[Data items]
— Start —
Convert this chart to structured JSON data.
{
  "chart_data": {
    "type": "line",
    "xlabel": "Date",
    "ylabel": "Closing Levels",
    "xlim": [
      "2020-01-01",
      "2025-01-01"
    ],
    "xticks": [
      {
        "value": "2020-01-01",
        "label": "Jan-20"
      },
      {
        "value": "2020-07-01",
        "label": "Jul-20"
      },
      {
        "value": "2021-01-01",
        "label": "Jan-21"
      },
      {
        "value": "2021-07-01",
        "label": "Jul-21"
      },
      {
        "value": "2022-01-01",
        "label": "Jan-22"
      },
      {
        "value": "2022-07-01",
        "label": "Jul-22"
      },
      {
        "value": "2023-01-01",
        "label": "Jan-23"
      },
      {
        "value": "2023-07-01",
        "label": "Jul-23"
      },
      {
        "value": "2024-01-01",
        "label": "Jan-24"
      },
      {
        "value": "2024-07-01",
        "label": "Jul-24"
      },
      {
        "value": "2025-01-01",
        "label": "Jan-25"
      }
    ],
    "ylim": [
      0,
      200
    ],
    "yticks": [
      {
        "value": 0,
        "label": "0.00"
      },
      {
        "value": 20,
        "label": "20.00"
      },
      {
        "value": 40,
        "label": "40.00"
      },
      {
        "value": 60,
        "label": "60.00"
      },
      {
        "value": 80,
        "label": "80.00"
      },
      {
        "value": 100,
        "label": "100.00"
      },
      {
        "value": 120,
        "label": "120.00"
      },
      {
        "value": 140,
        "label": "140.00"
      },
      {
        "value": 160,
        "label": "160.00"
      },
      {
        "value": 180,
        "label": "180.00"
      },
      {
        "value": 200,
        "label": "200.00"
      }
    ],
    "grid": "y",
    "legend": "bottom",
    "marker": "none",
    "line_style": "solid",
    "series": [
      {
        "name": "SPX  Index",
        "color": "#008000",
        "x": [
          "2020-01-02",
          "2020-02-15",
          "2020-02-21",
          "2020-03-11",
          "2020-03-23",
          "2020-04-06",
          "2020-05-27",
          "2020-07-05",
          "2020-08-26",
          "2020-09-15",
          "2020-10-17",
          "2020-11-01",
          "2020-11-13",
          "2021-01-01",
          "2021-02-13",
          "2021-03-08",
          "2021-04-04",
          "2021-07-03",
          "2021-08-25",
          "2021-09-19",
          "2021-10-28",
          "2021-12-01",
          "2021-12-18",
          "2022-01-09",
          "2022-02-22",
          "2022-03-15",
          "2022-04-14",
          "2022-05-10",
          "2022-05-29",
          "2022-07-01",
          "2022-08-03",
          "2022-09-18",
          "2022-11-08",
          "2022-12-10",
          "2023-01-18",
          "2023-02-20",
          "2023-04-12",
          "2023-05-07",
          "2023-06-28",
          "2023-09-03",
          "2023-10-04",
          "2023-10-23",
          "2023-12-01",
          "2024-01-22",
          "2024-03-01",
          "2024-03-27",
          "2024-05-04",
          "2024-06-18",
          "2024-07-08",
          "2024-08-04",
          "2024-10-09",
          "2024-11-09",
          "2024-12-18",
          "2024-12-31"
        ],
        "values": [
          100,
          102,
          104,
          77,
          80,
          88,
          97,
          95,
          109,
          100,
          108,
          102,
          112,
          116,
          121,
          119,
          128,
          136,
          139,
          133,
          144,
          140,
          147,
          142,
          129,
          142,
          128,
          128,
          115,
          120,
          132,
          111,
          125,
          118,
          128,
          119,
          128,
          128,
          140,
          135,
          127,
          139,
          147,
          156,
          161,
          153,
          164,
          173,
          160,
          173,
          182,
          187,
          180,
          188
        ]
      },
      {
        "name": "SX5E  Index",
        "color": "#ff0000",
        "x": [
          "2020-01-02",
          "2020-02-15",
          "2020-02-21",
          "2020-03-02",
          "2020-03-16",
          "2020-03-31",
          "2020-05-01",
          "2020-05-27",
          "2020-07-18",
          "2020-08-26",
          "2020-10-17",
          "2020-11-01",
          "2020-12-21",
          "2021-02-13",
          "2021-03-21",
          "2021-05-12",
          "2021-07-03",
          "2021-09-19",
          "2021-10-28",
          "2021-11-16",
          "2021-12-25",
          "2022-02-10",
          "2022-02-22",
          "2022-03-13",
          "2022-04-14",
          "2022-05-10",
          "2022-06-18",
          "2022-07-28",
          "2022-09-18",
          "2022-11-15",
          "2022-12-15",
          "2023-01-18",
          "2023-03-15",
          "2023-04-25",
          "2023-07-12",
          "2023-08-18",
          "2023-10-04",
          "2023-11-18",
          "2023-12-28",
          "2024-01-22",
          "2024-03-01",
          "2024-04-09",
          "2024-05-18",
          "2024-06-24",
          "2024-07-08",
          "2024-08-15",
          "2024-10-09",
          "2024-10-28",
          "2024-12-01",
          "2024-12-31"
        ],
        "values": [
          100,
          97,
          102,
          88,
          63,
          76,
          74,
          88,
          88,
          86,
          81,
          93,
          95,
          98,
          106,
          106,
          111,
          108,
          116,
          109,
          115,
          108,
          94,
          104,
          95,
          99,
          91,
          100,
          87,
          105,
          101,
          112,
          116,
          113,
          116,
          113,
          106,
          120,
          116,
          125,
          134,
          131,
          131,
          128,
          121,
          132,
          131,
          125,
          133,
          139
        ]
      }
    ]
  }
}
— End —
Exercise prompt -> Reproduce the data shown above exactly.

Response to the task ->
Convert this chart to structured JSON data.
{
  "chart_data": {
    "type": "line",
    "xlabel": "Date",
    "ylabel": "Closing Levels",
    "xlim": [
      "2020-01-01",
      "2025-01-01"
    ],
    "xticks": [
      {
        "value": "2020-01-01",
        "label": "Jan-20"
      },
      {
        "value": "2020-07-01",
        "label": "Jul-20"
      },
      {
        "value": "2021-01-01",
        "label": "Jan-21"
      },
      {
        "value": "2021-07-01",
        "label": "Jul-21"
      },
      {
        "value": "2022-01-01",
        "label": "Jan-22"
      },
      {
        "value": "2022-07-01",
        "label": "Jul-22"
      },
      {
        "value": "2023-01-01",
        "label": "Jan-23"
      },
      {
        "value": "2023-07-01",
        "label": "Jul-23"
      },
      {
        "value": "2024-01-01",
        "label": "Jan-24"
      },
      {
        "value": "2024-07-01",
        "label": "Jul-24"
      },
      {
        "value": "2025-01-01",
        "label": "Jan-25"
      }
    ],
    "ylim": [
      0,
      200
    ],
    "yticks": [
      {
        "value": 0,
        "label": "0.00"
      },
      {
        "value": 20,
        "label": "20.00"
      },
      {
        "value": 40,
        "label": "40.00"
      },
      {
        "value": 60,
        "label": "60.00"
      },
      {
        "value": 80,
        "label": "80.00"
      },
      {
        "value": 100,
        "label": "100.00"
      },
      {
        "value": 120,
        "label": "120.00"
      },
      {
        "value": 140,
        "label": "140.00"
      },
      {
        "value": 160,
        "label": "160.00"
      },
      {
        "value": 180,
        "label": "180.00"
      },
      {
        "value": 200,
        "label": "200.00"
      }
    ],
    "grid": "y",
    "legend": "bottom",
    "marker": "none",
    "line_style": "solid",
    "series": [
      {
        "name": "SPX  Index",
        "color": "#008000",
        "x": [
          "2020-01-02",
          "2020-02-15",
          "2020-02-21",
          "2020-03-11",
          "2020-03-23",
          "2020-04-06",
          "2020-05-27",
          "2020-07-05",
          "2020-08-26",
          "2020-09-15",
          "2020-10-17",
          "2020-11-01",
          "2020-11-13",
          "2021-01-01",
          "2021-02-13",
          "2021-03-08",
          "2021-04-04",
          "2021-07-03",
          "2021-08-25",
          "2021-09-19",
          "2021-10-28",
          "2021-12-01",
          "2021-12-18",
          "2022-01-09",
          "2022-02-22",
          "2022-03-15",
          "2022-04-14",
          "2022-05-10",
          "2022-05-29",
          "2022-07-01",
          "2022-08-03",
          "2022-09-18",
          "2022-11-08",
          "2022-12-10",
          "2023-01-18",
          "2023-02-20",
          "2023-04-12",
          "2023-05-07",
          "2023-06-28",
          "2023-09-03",
          "2023-10-04",
          "2023-10-23",
          "2023-12-01",
          "2024-01-22",
          "2024-03-01",
          "2024-03-27",
          "2024-05-04",
          "2024-06-18",
          "2024-07-08",
          "2024-08-04",
          "2024-10-09",
          "2024-11-09",
          "2024-12-18",
          "2024-12-31"
        ],
        "values": [
          100,
          102,
          104,
          77,
          80,
          88,
          97,
          95,
          109,
          100,
          108,
          102,
          112,
          116,
          121,
          119,
          128,
          136,
          139,
          133,
          144,
          140,
          147,
          142,
          129,
          142,
          128,
          128,
          115,
          120,
          132,
          111,
          125,
          118,
          128,
          119,
          128,
          128,
          140,
          135,
          127,
          139,
          147,
          156,
          161,
          153,
          164,
          173,
          160,
          173,
          182,
          187,
          180,
          188
        ]
      },
      {
        "name": "SX5E  Index",
        "color": "#ff0000",
        "x": [
          "2020-01-02",
          "2020-02-15",
          "2020-02-21",
          "2020-03-02",
          "2020-03-16",
          "2020-03-31",
          "2020-05-01",
          "2020-05-27",
          "2020-07-18",
          "2020-08-26",
          "2020-10-17",
          "2020-11-01",
          "2020-12-21",
          "2021-02-13",
          "2021-03-21",
          "2021-05-12",
          "2021-07-03",
          "2021-09-19",
          "2021-10-28",
          "2021-11-16",
          "2021-12-25",
          "2022-02-10",
          "2022-02-22",
          "2022-03-13",
          "2022-04-14",
          "2022-05-10",
          "2022-06-18",
          "2022-07-28",
          "2022-09-18",
          "2022-11-15",
          "2022-12-15",
          "2023-01-18",
          "2023-03-15",
          "2023-04-25",
          "2023-07-12",
          "2023-08-18",
          "2023-10-04",
          "2023-11-18",
          "2023-12-28",
          "2024-01-22",
          "2024-03-01",
          "2024-04-09",
          "2024-05-18",
          "2024-06-24",
          "2024-07-08",
          "2024-08-15",
          "2024-10-09",
          "2024-10-28",
          "2024-12-01",
          "2024-12-31"
        ],
        "values": [
          100,
          97,
          102,
          88,
          63,
          76,
          74,
          88,
          88,
          86,
          81,
          93,
          95,
          98,
          106,
          106,
          111,
          108,
          116,
          109,
          115,
          108,
          94,
          104,
          95,
          99,
          91,
          100,
          87,
          105,
          101,
          112,
          116,
          113,
          116,
          113,
          106,
          120,
          116,
          125,
          134,
          131,
          131,
          128,
          121,
          132,
          131,
          125,
          133,
          139
        ]
      }
    ]
  }
}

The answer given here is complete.